A block of data:

[start]

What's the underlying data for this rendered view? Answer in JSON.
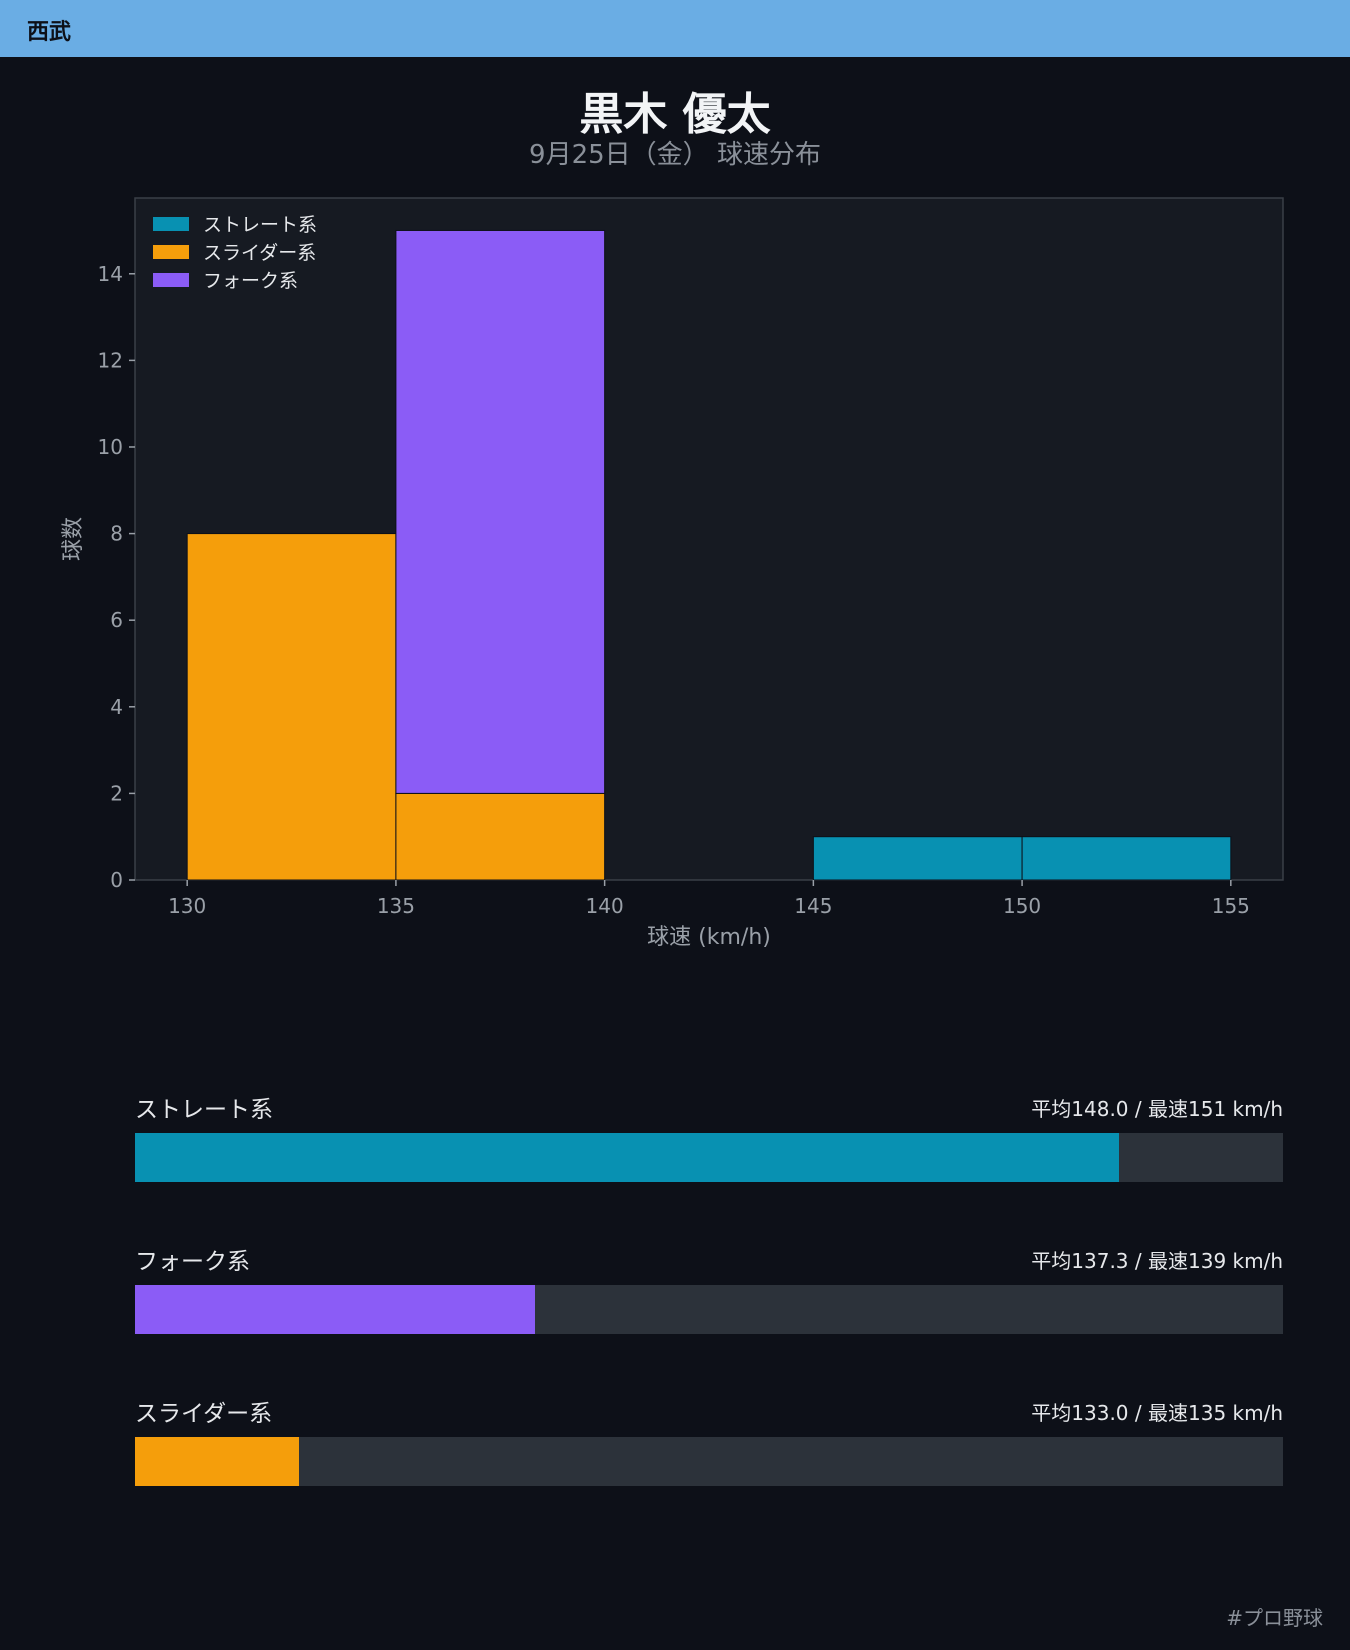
{
  "header": {
    "team": "西武"
  },
  "title": "黒木 優太",
  "subtitle": "9月25日（金） 球速分布",
  "chart_data": {
    "type": "bar",
    "stacked": true,
    "bins": [
      [
        130,
        135
      ],
      [
        135,
        140
      ],
      [
        140,
        145
      ],
      [
        145,
        150
      ],
      [
        150,
        155
      ]
    ],
    "series": [
      {
        "name": "ストレート系",
        "color": "#0891b2",
        "values": [
          0,
          0,
          0,
          1,
          1
        ]
      },
      {
        "name": "スライダー系",
        "color": "#f59e0b",
        "values": [
          8,
          2,
          0,
          0,
          0
        ]
      },
      {
        "name": "フォーク系",
        "color": "#8b5cf6",
        "values": [
          0,
          13,
          0,
          0,
          0
        ]
      }
    ],
    "xlabel": "球速 (km/h)",
    "ylabel": "球数",
    "xlim": [
      128.75,
      156.25
    ],
    "ylim": [
      0,
      15.75
    ],
    "xticks": [
      130,
      135,
      140,
      145,
      150,
      155
    ],
    "yticks": [
      0,
      2,
      4,
      6,
      8,
      10,
      12,
      14
    ],
    "legend": "top-left",
    "grid": false
  },
  "speed_bars": [
    {
      "label": "ストレート系",
      "stats": "平均148.0 / 最速151 km/h",
      "color": "#0891b2",
      "fraction": 0.857
    },
    {
      "label": "フォーク系",
      "stats": "平均137.3 / 最速139 km/h",
      "color": "#8b5cf6",
      "fraction": 0.348
    },
    {
      "label": "スライダー系",
      "stats": "平均133.0 / 最速135 km/h",
      "color": "#f59e0b",
      "fraction": 0.143
    }
  ],
  "footer": {
    "hashtag": "#プロ野球"
  }
}
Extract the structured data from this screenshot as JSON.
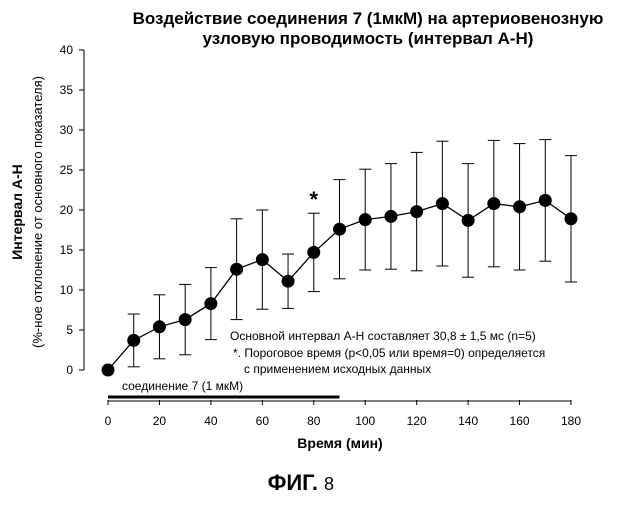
{
  "figure": {
    "title_line1": "Воздействие соединения 7 (1мкМ) на артериовенозную",
    "title_line2": "узловую проводимость (интервал А-Н)",
    "caption_prefix": "ФИГ.",
    "caption_number": "8"
  },
  "notes": {
    "baseline": "Основной интервал А-Н составляет 30,8 ± 1,5 мс (n=5)",
    "footnote_line1": "*. Пороговое время (p<0,05 или время=0) определяется",
    "footnote_line2": "с применением исходных данных",
    "treatment_bar_label": "соединение 7 (1 мкМ)"
  },
  "chart_data": {
    "type": "line",
    "title": "Воздействие соединения 7 (1мкМ) на артериовенозную узловую проводимость (интервал А-Н)",
    "xlabel": "Время (мин)",
    "ylabel": "Интервал А-Н",
    "ylabel2": "(%-ное отклонение от основного показателя)",
    "xlim": [
      0,
      180
    ],
    "ylim": [
      0,
      40
    ],
    "xticks": [
      0,
      20,
      40,
      60,
      80,
      100,
      120,
      140,
      160,
      180
    ],
    "yticks": [
      0,
      5,
      10,
      15,
      20,
      25,
      30,
      35,
      40
    ],
    "grid": false,
    "legend": "none",
    "marker": "filled-circle",
    "series": [
      {
        "x": [
          0,
          10,
          20,
          30,
          40,
          50,
          60,
          70,
          80,
          90,
          100,
          110,
          120,
          130,
          140,
          150,
          160,
          170,
          180
        ],
        "y": [
          0,
          3.7,
          5.4,
          6.3,
          8.3,
          12.6,
          13.8,
          11.1,
          14.7,
          17.6,
          18.8,
          19.2,
          19.8,
          20.8,
          18.7,
          20.8,
          20.4,
          21.2,
          18.9
        ],
        "error": [
          0,
          3.3,
          4.0,
          4.4,
          4.5,
          6.3,
          6.2,
          3.4,
          4.9,
          6.2,
          6.3,
          6.6,
          7.4,
          7.8,
          7.1,
          7.9,
          7.9,
          7.6,
          7.9
        ]
      }
    ],
    "annotations": [
      {
        "text": "*",
        "x": 80
      }
    ],
    "treatment_period": [
      0,
      90
    ]
  }
}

[end]

Repeat the material above in full and unchanged, minus its images.

What's the underlying data for this rendered view? Answer in JSON.
{
  "header": {
    "team": "西武"
  },
  "title": "黒木 優太",
  "subtitle": "9月25日（金） 球速分布",
  "chart_data": {
    "type": "bar",
    "stacked": true,
    "bins": [
      [
        130,
        135
      ],
      [
        135,
        140
      ],
      [
        140,
        145
      ],
      [
        145,
        150
      ],
      [
        150,
        155
      ]
    ],
    "series": [
      {
        "name": "ストレート系",
        "color": "#0891b2",
        "values": [
          0,
          0,
          0,
          1,
          1
        ]
      },
      {
        "name": "スライダー系",
        "color": "#f59e0b",
        "values": [
          8,
          2,
          0,
          0,
          0
        ]
      },
      {
        "name": "フォーク系",
        "color": "#8b5cf6",
        "values": [
          0,
          13,
          0,
          0,
          0
        ]
      }
    ],
    "xlabel": "球速 (km/h)",
    "ylabel": "球数",
    "xlim": [
      128.75,
      156.25
    ],
    "ylim": [
      0,
      15.75
    ],
    "xticks": [
      130,
      135,
      140,
      145,
      150,
      155
    ],
    "yticks": [
      0,
      2,
      4,
      6,
      8,
      10,
      12,
      14
    ],
    "legend": "top-left",
    "grid": false
  },
  "speed_bars": [
    {
      "label": "ストレート系",
      "stats": "平均148.0 / 最速151 km/h",
      "color": "#0891b2",
      "fraction": 0.857
    },
    {
      "label": "フォーク系",
      "stats": "平均137.3 / 最速139 km/h",
      "color": "#8b5cf6",
      "fraction": 0.348
    },
    {
      "label": "スライダー系",
      "stats": "平均133.0 / 最速135 km/h",
      "color": "#f59e0b",
      "fraction": 0.143
    }
  ],
  "footer": {
    "hashtag": "#プロ野球"
  }
}
Extract the structured data from this screenshot as JSON.
{
  "figure": {
    "title_line1": "Воздействие соединения 7 (1мкМ) на артериовенозную",
    "title_line2": "узловую проводимость (интервал А-Н)",
    "caption_prefix": "ФИГ.",
    "caption_number": "8"
  },
  "notes": {
    "baseline": "Основной интервал А-Н составляет 30,8 ± 1,5 мс (n=5)",
    "footnote_line1": "*. Пороговое время (p<0,05 или время=0) определяется",
    "footnote_line2": "с применением исходных данных",
    "treatment_bar_label": "соединение 7 (1 мкМ)"
  },
  "chart_data": {
    "type": "line",
    "title": "Воздействие соединения 7 (1мкМ) на артериовенозную узловую проводимость (интервал А-Н)",
    "xlabel": "Время (мин)",
    "ylabel": "Интервал А-Н",
    "ylabel2": "(%-ное отклонение от основного показателя)",
    "xlim": [
      0,
      180
    ],
    "ylim": [
      0,
      40
    ],
    "xticks": [
      0,
      20,
      40,
      60,
      80,
      100,
      120,
      140,
      160,
      180
    ],
    "yticks": [
      0,
      5,
      10,
      15,
      20,
      25,
      30,
      35,
      40
    ],
    "grid": false,
    "legend": "none",
    "marker": "filled-circle",
    "series": [
      {
        "x": [
          0,
          10,
          20,
          30,
          40,
          50,
          60,
          70,
          80,
          90,
          100,
          110,
          120,
          130,
          140,
          150,
          160,
          170,
          180
        ],
        "y": [
          0,
          3.7,
          5.4,
          6.3,
          8.3,
          12.6,
          13.8,
          11.1,
          14.7,
          17.6,
          18.8,
          19.2,
          19.8,
          20.8,
          18.7,
          20.8,
          20.4,
          21.2,
          18.9
        ],
        "error": [
          0,
          3.3,
          4.0,
          4.4,
          4.5,
          6.3,
          6.2,
          3.4,
          4.9,
          6.2,
          6.3,
          6.6,
          7.4,
          7.8,
          7.1,
          7.9,
          7.9,
          7.6,
          7.9
        ]
      }
    ],
    "annotations": [
      {
        "text": "*",
        "x": 80
      }
    ],
    "treatment_period": [
      0,
      90
    ]
  }
}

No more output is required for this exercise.